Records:
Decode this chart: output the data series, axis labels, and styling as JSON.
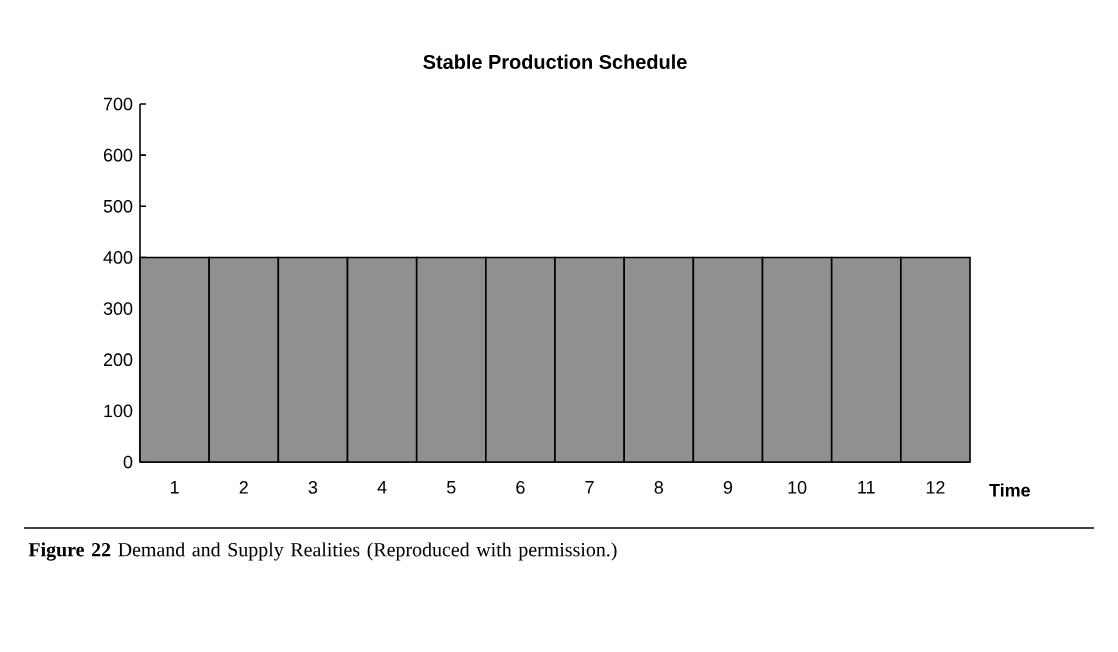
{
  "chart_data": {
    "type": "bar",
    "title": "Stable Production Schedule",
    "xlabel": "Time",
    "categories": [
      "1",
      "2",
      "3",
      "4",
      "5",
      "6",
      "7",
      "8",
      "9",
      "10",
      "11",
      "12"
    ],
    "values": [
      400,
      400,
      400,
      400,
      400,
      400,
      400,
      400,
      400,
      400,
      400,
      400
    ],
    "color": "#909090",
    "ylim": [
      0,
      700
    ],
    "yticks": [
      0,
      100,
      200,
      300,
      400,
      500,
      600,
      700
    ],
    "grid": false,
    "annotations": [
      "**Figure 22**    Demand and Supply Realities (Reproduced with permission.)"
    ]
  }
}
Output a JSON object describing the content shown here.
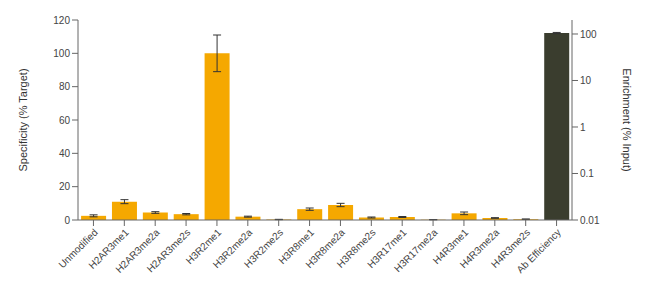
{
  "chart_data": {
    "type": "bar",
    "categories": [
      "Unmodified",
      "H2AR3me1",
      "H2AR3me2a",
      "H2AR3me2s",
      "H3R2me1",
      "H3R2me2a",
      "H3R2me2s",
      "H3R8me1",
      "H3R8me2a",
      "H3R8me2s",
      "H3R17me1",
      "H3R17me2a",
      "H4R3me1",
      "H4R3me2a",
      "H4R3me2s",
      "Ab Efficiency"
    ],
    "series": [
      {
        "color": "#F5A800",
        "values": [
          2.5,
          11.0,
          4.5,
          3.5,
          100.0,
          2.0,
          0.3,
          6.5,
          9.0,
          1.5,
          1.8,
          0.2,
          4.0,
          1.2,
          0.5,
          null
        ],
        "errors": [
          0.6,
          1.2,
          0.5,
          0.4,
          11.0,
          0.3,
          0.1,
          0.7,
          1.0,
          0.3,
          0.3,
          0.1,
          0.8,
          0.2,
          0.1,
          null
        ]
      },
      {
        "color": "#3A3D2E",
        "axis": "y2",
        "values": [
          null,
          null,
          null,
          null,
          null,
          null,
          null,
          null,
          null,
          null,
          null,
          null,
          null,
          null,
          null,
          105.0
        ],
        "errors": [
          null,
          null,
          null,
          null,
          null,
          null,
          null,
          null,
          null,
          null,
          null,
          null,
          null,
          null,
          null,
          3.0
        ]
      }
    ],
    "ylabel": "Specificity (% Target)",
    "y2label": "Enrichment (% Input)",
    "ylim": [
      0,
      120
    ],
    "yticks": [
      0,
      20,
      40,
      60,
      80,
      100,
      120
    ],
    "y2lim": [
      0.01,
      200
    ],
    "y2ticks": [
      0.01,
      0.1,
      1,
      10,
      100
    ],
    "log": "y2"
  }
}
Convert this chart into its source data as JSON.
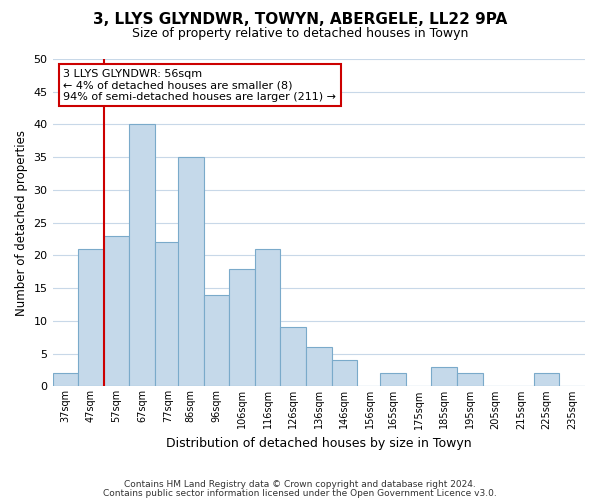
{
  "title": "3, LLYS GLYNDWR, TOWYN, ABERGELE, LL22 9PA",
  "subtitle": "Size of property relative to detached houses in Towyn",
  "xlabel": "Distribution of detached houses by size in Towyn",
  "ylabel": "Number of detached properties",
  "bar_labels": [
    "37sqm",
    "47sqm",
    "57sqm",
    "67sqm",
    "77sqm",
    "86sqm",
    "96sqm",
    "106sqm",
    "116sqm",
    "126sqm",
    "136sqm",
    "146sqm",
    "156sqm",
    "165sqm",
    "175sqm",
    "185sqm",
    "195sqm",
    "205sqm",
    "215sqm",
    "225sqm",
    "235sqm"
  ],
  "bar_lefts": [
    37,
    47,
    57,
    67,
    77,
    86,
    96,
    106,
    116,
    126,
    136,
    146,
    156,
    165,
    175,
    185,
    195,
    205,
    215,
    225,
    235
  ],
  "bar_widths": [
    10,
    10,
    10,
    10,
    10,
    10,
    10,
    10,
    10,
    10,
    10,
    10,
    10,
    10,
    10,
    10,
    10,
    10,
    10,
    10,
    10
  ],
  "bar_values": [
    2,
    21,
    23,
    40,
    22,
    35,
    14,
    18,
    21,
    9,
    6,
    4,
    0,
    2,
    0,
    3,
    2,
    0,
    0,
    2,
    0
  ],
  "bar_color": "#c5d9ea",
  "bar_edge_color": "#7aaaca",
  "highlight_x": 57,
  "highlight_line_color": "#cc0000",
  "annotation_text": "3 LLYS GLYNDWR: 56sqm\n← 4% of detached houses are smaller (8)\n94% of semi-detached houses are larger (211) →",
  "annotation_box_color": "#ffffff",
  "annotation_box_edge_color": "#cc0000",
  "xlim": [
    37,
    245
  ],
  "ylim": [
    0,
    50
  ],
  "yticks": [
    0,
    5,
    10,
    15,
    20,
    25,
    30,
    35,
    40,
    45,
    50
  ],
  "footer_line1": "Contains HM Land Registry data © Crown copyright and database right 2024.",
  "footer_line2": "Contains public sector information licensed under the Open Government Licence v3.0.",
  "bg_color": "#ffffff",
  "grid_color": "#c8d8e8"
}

*GIVEN TASK*. Retype all entries exactly as they appear, dropping the images.

*EXERCISE RESULT*.
Decode this chart: output the data series, axis labels, and styling as JSON.
{
  "chart_data": {
    "type": "bar",
    "title": "Stable Production Schedule",
    "xlabel": "Time",
    "categories": [
      "1",
      "2",
      "3",
      "4",
      "5",
      "6",
      "7",
      "8",
      "9",
      "10",
      "11",
      "12"
    ],
    "values": [
      400,
      400,
      400,
      400,
      400,
      400,
      400,
      400,
      400,
      400,
      400,
      400
    ],
    "color": "#909090",
    "ylim": [
      0,
      700
    ],
    "yticks": [
      0,
      100,
      200,
      300,
      400,
      500,
      600,
      700
    ],
    "grid": false,
    "annotations": [
      "**Figure 22**    Demand and Supply Realities (Reproduced with permission.)"
    ]
  }
}
Output a JSON object describing the content shown here.
{
  "chart_data": {
    "type": "bar",
    "categories": [
      "Unmodified",
      "H2AR3me1",
      "H2AR3me2a",
      "H2AR3me2s",
      "H3R2me1",
      "H3R2me2a",
      "H3R2me2s",
      "H3R8me1",
      "H3R8me2a",
      "H3R8me2s",
      "H3R17me1",
      "H3R17me2a",
      "H4R3me1",
      "H4R3me2a",
      "H4R3me2s",
      "Ab Efficiency"
    ],
    "series": [
      {
        "color": "#F5A800",
        "values": [
          2.5,
          11.0,
          4.5,
          3.5,
          100.0,
          2.0,
          0.3,
          6.5,
          9.0,
          1.5,
          1.8,
          0.2,
          4.0,
          1.2,
          0.5,
          null
        ],
        "errors": [
          0.6,
          1.2,
          0.5,
          0.4,
          11.0,
          0.3,
          0.1,
          0.7,
          1.0,
          0.3,
          0.3,
          0.1,
          0.8,
          0.2,
          0.1,
          null
        ]
      },
      {
        "color": "#3A3D2E",
        "axis": "y2",
        "values": [
          null,
          null,
          null,
          null,
          null,
          null,
          null,
          null,
          null,
          null,
          null,
          null,
          null,
          null,
          null,
          105.0
        ],
        "errors": [
          null,
          null,
          null,
          null,
          null,
          null,
          null,
          null,
          null,
          null,
          null,
          null,
          null,
          null,
          null,
          3.0
        ]
      }
    ],
    "ylabel": "Specificity (% Target)",
    "y2label": "Enrichment (% Input)",
    "ylim": [
      0,
      120
    ],
    "yticks": [
      0,
      20,
      40,
      60,
      80,
      100,
      120
    ],
    "y2lim": [
      0.01,
      200
    ],
    "y2ticks": [
      0.01,
      0.1,
      1,
      10,
      100
    ],
    "log": "y2"
  }
}
Convert this chart into its source data as JSON.
{
  "title": "3, LLYS GLYNDWR, TOWYN, ABERGELE, LL22 9PA",
  "subtitle": "Size of property relative to detached houses in Towyn",
  "xlabel": "Distribution of detached houses by size in Towyn",
  "ylabel": "Number of detached properties",
  "bar_labels": [
    "37sqm",
    "47sqm",
    "57sqm",
    "67sqm",
    "77sqm",
    "86sqm",
    "96sqm",
    "106sqm",
    "116sqm",
    "126sqm",
    "136sqm",
    "146sqm",
    "156sqm",
    "165sqm",
    "175sqm",
    "185sqm",
    "195sqm",
    "205sqm",
    "215sqm",
    "225sqm",
    "235sqm"
  ],
  "bar_lefts": [
    37,
    47,
    57,
    67,
    77,
    86,
    96,
    106,
    116,
    126,
    136,
    146,
    156,
    165,
    175,
    185,
    195,
    205,
    215,
    225,
    235
  ],
  "bar_widths": [
    10,
    10,
    10,
    10,
    10,
    10,
    10,
    10,
    10,
    10,
    10,
    10,
    10,
    10,
    10,
    10,
    10,
    10,
    10,
    10,
    10
  ],
  "bar_values": [
    2,
    21,
    23,
    40,
    22,
    35,
    14,
    18,
    21,
    9,
    6,
    4,
    0,
    2,
    0,
    3,
    2,
    0,
    0,
    2,
    0
  ],
  "bar_color": "#c5d9ea",
  "bar_edge_color": "#7aaaca",
  "highlight_x": 57,
  "highlight_line_color": "#cc0000",
  "annotation_text": "3 LLYS GLYNDWR: 56sqm\n← 4% of detached houses are smaller (8)\n94% of semi-detached houses are larger (211) →",
  "annotation_box_color": "#ffffff",
  "annotation_box_edge_color": "#cc0000",
  "xlim": [
    37,
    245
  ],
  "ylim": [
    0,
    50
  ],
  "yticks": [
    0,
    5,
    10,
    15,
    20,
    25,
    30,
    35,
    40,
    45,
    50
  ],
  "footer_line1": "Contains HM Land Registry data © Crown copyright and database right 2024.",
  "footer_line2": "Contains public sector information licensed under the Open Government Licence v3.0.",
  "bg_color": "#ffffff",
  "grid_color": "#c8d8e8"
}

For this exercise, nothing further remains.